_Task goal:_ Pull out every line containing the string "from".

_Provided material:_
________________________________________

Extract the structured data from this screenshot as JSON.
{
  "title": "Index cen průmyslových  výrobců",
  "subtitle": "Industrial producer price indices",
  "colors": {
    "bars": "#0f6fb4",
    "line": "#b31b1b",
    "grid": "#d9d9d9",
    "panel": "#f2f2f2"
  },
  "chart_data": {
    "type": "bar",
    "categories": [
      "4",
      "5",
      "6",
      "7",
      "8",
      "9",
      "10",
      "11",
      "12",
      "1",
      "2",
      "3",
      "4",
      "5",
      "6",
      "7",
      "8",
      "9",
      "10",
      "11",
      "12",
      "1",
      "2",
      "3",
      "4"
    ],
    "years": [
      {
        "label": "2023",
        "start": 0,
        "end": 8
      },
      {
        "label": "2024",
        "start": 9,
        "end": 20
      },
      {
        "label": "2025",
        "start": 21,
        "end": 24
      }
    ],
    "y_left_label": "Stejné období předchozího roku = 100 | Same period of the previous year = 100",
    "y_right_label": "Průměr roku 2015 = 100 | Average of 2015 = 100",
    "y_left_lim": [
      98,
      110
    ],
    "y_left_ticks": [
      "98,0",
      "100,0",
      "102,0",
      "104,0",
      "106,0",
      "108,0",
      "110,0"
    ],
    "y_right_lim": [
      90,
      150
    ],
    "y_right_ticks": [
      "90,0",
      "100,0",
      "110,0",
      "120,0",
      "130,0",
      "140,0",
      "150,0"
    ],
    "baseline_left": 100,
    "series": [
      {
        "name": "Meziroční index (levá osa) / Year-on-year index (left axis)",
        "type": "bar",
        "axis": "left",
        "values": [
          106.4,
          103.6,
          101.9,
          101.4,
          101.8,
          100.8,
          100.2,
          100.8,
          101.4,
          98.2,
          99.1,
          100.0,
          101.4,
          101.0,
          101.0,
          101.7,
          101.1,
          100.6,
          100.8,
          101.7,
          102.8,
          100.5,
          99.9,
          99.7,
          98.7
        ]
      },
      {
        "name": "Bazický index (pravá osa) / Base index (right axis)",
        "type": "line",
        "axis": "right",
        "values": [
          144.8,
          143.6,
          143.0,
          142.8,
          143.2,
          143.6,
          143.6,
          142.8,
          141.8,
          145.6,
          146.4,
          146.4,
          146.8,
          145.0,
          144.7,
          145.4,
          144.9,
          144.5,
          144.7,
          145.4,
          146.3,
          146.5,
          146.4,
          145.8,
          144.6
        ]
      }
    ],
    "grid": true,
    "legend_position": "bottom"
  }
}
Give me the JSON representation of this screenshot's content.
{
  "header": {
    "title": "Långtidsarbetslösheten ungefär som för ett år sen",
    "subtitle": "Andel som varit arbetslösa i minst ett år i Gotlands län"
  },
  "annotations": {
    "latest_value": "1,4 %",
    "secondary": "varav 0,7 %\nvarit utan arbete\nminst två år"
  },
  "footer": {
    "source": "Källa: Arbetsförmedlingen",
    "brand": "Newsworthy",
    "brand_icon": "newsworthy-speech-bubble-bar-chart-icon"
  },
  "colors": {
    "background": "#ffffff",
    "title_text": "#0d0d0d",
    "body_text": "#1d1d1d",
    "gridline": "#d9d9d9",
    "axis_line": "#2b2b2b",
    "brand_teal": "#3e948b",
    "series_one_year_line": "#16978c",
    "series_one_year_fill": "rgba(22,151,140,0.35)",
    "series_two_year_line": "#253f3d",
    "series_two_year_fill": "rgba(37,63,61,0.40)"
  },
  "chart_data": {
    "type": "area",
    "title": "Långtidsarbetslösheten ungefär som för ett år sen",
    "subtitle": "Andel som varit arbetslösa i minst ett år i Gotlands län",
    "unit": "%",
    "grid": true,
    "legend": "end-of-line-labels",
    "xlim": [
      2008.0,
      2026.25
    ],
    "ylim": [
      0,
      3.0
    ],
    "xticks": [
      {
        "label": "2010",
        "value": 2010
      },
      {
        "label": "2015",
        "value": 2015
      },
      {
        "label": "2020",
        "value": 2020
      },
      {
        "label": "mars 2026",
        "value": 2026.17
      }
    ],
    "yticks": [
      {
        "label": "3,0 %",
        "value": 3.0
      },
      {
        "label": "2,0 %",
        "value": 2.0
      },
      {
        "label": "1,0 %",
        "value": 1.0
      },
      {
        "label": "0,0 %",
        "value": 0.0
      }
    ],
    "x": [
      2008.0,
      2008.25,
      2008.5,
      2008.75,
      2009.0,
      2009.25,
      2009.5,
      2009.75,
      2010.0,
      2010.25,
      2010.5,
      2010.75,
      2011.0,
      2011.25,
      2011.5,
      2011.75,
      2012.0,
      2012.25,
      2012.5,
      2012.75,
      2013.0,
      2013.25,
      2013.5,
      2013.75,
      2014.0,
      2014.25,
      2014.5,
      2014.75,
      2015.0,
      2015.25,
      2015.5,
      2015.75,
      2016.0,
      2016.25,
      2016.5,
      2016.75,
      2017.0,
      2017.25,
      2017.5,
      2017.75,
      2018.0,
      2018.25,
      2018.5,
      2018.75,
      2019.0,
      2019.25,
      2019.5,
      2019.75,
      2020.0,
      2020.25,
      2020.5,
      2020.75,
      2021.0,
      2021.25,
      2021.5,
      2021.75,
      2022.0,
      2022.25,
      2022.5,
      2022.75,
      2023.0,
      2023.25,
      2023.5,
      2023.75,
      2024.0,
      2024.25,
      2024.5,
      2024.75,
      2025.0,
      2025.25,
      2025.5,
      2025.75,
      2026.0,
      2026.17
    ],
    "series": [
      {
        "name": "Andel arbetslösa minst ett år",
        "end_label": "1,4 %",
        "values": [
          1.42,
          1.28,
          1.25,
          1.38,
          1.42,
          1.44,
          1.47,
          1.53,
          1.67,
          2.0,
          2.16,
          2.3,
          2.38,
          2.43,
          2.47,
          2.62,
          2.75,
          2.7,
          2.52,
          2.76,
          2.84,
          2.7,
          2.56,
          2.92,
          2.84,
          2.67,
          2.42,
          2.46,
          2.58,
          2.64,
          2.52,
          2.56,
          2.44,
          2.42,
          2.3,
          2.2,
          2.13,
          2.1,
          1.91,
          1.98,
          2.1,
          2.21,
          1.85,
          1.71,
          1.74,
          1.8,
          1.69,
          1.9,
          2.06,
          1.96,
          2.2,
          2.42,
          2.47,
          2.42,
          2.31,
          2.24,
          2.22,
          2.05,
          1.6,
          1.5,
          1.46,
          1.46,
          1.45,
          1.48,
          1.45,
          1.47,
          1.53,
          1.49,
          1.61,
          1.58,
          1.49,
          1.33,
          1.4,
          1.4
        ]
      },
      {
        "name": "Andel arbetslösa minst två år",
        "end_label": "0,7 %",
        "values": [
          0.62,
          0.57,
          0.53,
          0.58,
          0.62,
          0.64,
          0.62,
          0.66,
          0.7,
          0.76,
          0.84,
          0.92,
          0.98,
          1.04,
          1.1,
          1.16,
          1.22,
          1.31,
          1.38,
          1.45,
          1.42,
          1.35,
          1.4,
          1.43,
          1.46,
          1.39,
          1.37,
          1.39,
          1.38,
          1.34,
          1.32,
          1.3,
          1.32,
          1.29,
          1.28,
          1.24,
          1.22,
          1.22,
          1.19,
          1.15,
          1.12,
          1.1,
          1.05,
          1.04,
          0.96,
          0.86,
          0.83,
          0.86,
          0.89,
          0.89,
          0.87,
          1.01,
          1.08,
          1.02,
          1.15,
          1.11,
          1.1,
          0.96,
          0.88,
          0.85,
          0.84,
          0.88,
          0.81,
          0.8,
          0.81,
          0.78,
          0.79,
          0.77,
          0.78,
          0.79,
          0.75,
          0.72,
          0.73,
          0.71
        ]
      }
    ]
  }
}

________________________________________

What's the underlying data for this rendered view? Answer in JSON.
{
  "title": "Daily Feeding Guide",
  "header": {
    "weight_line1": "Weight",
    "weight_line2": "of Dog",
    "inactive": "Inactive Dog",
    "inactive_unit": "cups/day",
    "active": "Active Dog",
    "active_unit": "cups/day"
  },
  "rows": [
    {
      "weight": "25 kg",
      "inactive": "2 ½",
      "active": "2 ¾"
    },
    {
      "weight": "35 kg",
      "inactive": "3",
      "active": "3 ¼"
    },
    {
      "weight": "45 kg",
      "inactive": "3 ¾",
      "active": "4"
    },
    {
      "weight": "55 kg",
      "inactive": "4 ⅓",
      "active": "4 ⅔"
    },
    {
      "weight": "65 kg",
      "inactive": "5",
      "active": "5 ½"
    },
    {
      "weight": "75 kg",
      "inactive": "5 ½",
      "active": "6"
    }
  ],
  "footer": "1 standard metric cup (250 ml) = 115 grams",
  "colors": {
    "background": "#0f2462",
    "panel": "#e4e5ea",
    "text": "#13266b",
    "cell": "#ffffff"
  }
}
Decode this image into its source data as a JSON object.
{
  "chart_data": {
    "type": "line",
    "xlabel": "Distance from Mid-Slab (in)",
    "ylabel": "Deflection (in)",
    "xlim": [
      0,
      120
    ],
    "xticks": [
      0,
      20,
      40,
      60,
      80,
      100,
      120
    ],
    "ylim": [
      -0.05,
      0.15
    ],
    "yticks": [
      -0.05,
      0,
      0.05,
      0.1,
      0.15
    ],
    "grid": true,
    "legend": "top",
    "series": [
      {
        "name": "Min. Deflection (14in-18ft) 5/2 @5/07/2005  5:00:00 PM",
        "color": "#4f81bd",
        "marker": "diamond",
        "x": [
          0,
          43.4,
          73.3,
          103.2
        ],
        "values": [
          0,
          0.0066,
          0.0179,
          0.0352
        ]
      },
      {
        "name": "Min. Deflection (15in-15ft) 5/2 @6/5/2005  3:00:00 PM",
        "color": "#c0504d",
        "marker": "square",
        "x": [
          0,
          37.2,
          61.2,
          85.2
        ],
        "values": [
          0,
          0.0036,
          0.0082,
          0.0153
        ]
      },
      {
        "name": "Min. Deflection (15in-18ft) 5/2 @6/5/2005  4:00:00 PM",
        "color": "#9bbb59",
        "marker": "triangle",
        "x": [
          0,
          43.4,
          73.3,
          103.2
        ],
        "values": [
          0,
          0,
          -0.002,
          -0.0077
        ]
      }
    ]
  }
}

________________________________________

_The result:_
Extract the structured data from this screenshot as JSON.
    "xlabel": "Distance from Mid-Slab (in)",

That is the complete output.